§ REQUIREMENT
Reproduce the material in full, unchanged.

§ MATERIAL PROVIDED
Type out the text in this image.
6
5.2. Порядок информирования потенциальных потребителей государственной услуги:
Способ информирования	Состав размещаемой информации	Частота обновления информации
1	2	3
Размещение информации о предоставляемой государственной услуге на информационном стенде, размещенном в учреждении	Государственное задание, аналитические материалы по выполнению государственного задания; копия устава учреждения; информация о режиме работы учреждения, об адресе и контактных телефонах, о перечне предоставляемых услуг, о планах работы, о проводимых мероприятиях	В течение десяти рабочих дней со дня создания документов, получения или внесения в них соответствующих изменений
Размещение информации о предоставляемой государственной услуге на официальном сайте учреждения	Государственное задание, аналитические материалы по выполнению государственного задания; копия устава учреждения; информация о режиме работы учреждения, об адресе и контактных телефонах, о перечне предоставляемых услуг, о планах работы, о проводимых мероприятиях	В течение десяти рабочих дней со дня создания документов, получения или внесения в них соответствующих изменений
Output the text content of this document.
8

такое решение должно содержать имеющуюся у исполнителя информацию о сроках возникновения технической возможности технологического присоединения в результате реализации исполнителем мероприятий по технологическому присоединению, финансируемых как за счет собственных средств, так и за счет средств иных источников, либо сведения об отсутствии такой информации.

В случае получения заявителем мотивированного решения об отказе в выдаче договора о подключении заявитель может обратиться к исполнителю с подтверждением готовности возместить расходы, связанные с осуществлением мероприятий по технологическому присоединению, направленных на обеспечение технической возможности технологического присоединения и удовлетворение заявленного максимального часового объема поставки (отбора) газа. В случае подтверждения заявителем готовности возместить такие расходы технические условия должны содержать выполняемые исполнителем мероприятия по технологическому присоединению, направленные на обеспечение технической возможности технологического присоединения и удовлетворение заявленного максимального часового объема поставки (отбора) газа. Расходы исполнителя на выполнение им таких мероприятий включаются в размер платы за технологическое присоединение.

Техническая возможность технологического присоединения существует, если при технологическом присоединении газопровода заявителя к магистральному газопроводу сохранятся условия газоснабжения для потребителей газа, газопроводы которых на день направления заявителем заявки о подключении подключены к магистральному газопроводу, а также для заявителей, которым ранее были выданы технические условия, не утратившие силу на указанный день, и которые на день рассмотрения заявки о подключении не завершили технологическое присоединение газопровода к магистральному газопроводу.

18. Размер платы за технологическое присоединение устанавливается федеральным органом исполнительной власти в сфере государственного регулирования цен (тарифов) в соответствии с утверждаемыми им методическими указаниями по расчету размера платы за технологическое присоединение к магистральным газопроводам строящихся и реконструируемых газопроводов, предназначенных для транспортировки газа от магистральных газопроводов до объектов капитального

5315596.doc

§ THE RESPONSE
Type out the text in this image.
6
5.2. Порядок информирования потенциальных потребителей государственной услуги:
Способ информирования	Состав размещаемой информации	Частота обновления информации
1	2	3
Размещение информации о предоставляемой государственной услуге на информационном стенде, размещенном в учреждении	Государственное задание, аналитические материалы по выполнению государственного задания; копия устава учреждения; информация о режиме работы учреждения, об адресе и контактных телефонах, о перечне предоставляемых услуг, о планах работы, о проводимых мероприятиях	В течение десяти рабочих дней со дня создания документов, получения или внесения в них соответствующих изменений
Размещение информации о предоставляемой государственной услуге на официальном сайте учреждения	Государственное задание, аналитические материалы по выполнению государственного задания; копия устава учреждения; информация о режиме работы учреждения, об адресе и контактных телефонах, о перечне предоставляемых услуг, о планах работы, о проводимых мероприятиях	В течение десяти рабочих дней со дня создания документов, получения или внесения в них соответствующих изменений
Output the text content of this document.
8

такое решение должно содержать имеющуюся у исполнителя информацию о сроках возникновения технической возможности технологического присоединения в результате реализации исполнителем мероприятий по технологическому присоединению, финансируемых как за счет собственных средств, так и за счет средств иных источников, либо сведения об отсутствии такой информации.

В случае получения заявителем мотивированного решения об отказе в выдаче договора о подключении заявитель может обратиться к исполнителю с подтверждением готовности возместить расходы, связанные с осуществлением мероприятий по технологическому присоединению, направленных на обеспечение технической возможности технологического присоединения и удовлетворение заявленного максимального часового объема поставки (отбора) газа. В случае подтверждения заявителем готовности возместить такие расходы технические условия должны содержать выполняемые исполнителем мероприятия по технологическому присоединению, направленные на обеспечение технической возможности технологического присоединения и удовлетворение заявленного максимального часового объема поставки (отбора) газа. Расходы исполнителя на выполнение им таких мероприятий включаются в размер платы за технологическое присоединение.

Техническая возможность технологического присоединения существует, если при технологическом присоединении газопровода заявителя к магистральному газопроводу сохранятся условия газоснабжения для потребителей газа, газопроводы которых на день направления заявителем заявки о подключении подключены к магистральному газопроводу, а также для заявителей, которым ранее были выданы технические условия, не утратившие силу на указанный день, и которые на день рассмотрения заявки о подключении не завершили технологическое присоединение газопровода к магистральному газопроводу.

18. Размер платы за технологическое присоединение устанавливается федеральным органом исполнительной власти в сфере государственного регулирования цен (тарифов) в соответствии с утверждаемыми им методическими указаниями по расчету размера платы за технологическое присоединение к магистральным газопроводам строящихся и реконструируемых газопроводов, предназначенных для транспортировки газа от магистральных газопроводов до объектов капитального

5315596.doc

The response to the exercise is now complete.